╭─ Records supplied

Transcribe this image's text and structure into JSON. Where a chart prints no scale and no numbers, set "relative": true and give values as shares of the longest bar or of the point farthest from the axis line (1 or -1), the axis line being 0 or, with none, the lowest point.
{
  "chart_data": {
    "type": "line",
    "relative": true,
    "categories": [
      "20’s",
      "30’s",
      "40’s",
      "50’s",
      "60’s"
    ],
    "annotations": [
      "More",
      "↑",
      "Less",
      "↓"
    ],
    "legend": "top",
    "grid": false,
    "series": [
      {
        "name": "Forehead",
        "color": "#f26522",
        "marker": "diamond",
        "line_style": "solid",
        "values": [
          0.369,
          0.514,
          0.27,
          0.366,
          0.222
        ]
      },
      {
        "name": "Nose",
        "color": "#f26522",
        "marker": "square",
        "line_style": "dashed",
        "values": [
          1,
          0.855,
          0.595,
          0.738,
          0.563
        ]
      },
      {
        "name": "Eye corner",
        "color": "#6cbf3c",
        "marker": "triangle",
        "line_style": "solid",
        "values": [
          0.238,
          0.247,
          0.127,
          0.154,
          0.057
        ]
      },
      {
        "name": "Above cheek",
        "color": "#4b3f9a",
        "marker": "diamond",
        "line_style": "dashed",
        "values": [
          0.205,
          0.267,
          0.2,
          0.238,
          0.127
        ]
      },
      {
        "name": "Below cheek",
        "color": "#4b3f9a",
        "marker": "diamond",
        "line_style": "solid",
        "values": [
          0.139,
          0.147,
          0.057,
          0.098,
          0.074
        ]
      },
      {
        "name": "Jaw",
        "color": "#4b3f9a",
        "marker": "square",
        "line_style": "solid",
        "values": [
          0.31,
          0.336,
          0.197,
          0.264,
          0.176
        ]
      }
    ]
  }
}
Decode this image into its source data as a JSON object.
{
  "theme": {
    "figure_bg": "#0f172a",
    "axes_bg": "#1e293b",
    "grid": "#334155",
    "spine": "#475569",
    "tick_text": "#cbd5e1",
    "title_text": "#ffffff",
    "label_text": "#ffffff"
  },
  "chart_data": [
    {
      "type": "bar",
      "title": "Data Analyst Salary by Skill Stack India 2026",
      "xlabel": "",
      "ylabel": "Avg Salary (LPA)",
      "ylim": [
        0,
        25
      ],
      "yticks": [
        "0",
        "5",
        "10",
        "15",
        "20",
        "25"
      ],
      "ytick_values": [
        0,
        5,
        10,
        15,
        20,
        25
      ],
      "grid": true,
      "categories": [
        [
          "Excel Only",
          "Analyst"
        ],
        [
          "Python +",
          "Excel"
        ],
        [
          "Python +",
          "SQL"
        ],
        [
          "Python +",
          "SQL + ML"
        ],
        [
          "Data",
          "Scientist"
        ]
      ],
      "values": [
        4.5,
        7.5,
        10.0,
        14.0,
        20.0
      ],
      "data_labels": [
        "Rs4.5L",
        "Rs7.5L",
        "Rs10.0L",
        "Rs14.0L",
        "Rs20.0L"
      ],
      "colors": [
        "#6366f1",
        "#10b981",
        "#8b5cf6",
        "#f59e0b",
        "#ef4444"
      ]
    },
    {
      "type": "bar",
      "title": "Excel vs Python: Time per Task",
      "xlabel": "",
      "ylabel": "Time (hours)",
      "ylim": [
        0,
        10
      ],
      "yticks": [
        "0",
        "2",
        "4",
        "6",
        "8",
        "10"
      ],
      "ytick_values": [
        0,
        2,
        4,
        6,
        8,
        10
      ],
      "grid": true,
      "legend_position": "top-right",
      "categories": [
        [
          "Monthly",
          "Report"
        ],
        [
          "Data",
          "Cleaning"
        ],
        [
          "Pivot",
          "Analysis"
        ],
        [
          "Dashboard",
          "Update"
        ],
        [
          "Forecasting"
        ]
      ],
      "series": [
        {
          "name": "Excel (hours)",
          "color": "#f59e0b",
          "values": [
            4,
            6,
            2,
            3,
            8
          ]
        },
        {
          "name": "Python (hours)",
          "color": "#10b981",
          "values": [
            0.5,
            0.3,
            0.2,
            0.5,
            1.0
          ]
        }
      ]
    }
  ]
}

╰─

Exercise prompt: Give back all the data exactly as written.

Exercise answer:
Transcribe this image's text and structure into JSON. Where a chart prints no scale and no numbers, set "relative": true and give values as shares of the longest bar or of the point farthest from the axis line (1 or -1), the axis line being 0 or, with none, the lowest point.
{
  "chart_data": {
    "type": "line",
    "relative": true,
    "categories": [
      "20’s",
      "30’s",
      "40’s",
      "50’s",
      "60’s"
    ],
    "annotations": [
      "More",
      "↑",
      "Less",
      "↓"
    ],
    "legend": "top",
    "grid": false,
    "series": [
      {
        "name": "Forehead",
        "color": "#f26522",
        "marker": "diamond",
        "line_style": "solid",
        "values": [
          0.369,
          0.514,
          0.27,
          0.366,
          0.222
        ]
      },
      {
        "name": "Nose",
        "color": "#f26522",
        "marker": "square",
        "line_style": "dashed",
        "values": [
          1,
          0.855,
          0.595,
          0.738,
          0.563
        ]
      },
      {
        "name": "Eye corner",
        "color": "#6cbf3c",
        "marker": "triangle",
        "line_style": "solid",
        "values": [
          0.238,
          0.247,
          0.127,
          0.154,
          0.057
        ]
      },
      {
        "name": "Above cheek",
        "color": "#4b3f9a",
        "marker": "diamond",
        "line_style": "dashed",
        "values": [
          0.205,
          0.267,
          0.2,
          0.238,
          0.127
        ]
      },
      {
        "name": "Below cheek",
        "color": "#4b3f9a",
        "marker": "diamond",
        "line_style": "solid",
        "values": [
          0.139,
          0.147,
          0.057,
          0.098,
          0.074
        ]
      },
      {
        "name": "Jaw",
        "color": "#4b3f9a",
        "marker": "square",
        "line_style": "solid",
        "values": [
          0.31,
          0.336,
          0.197,
          0.264,
          0.176
        ]
      }
    ]
  }
}
Decode this image into its source data as a JSON object.
{
  "theme": {
    "figure_bg": "#0f172a",
    "axes_bg": "#1e293b",
    "grid": "#334155",
    "spine": "#475569",
    "tick_text": "#cbd5e1",
    "title_text": "#ffffff",
    "label_text": "#ffffff"
  },
  "chart_data": [
    {
      "type": "bar",
      "title": "Data Analyst Salary by Skill Stack India 2026",
      "xlabel": "",
      "ylabel": "Avg Salary (LPA)",
      "ylim": [
        0,
        25
      ],
      "yticks": [
        "0",
        "5",
        "10",
        "15",
        "20",
        "25"
      ],
      "ytick_values": [
        0,
        5,
        10,
        15,
        20,
        25
      ],
      "grid": true,
      "categories": [
        [
          "Excel Only",
          "Analyst"
        ],
        [
          "Python +",
          "Excel"
        ],
        [
          "Python +",
          "SQL"
        ],
        [
          "Python +",
          "SQL + ML"
        ],
        [
          "Data",
          "Scientist"
        ]
      ],
      "values": [
        4.5,
        7.5,
        10.0,
        14.0,
        20.0
      ],
      "data_labels": [
        "Rs4.5L",
        "Rs7.5L",
        "Rs10.0L",
        "Rs14.0L",
        "Rs20.0L"
      ],
      "colors": [
        "#6366f1",
        "#10b981",
        "#8b5cf6",
        "#f59e0b",
        "#ef4444"
      ]
    },
    {
      "type": "bar",
      "title": "Excel vs Python: Time per Task",
      "xlabel": "",
      "ylabel": "Time (hours)",
      "ylim": [
        0,
        10
      ],
      "yticks": [
        "0",
        "2",
        "4",
        "6",
        "8",
        "10"
      ],
      "ytick_values": [
        0,
        2,
        4,
        6,
        8,
        10
      ],
      "grid": true,
      "legend_position": "top-right",
      "categories": [
        [
          "Monthly",
          "Report"
        ],
        [
          "Data",
          "Cleaning"
        ],
        [
          "Pivot",
          "Analysis"
        ],
        [
          "Dashboard",
          "Update"
        ],
        [
          "Forecasting"
        ]
      ],
      "series": [
        {
          "name": "Excel (hours)",
          "color": "#f59e0b",
          "values": [
            4,
            6,
            2,
            3,
            8
          ]
        },
        {
          "name": "Python (hours)",
          "color": "#10b981",
          "values": [
            0.5,
            0.3,
            0.2,
            0.5,
            1.0
          ]
        }
      ]
    }
  ]
}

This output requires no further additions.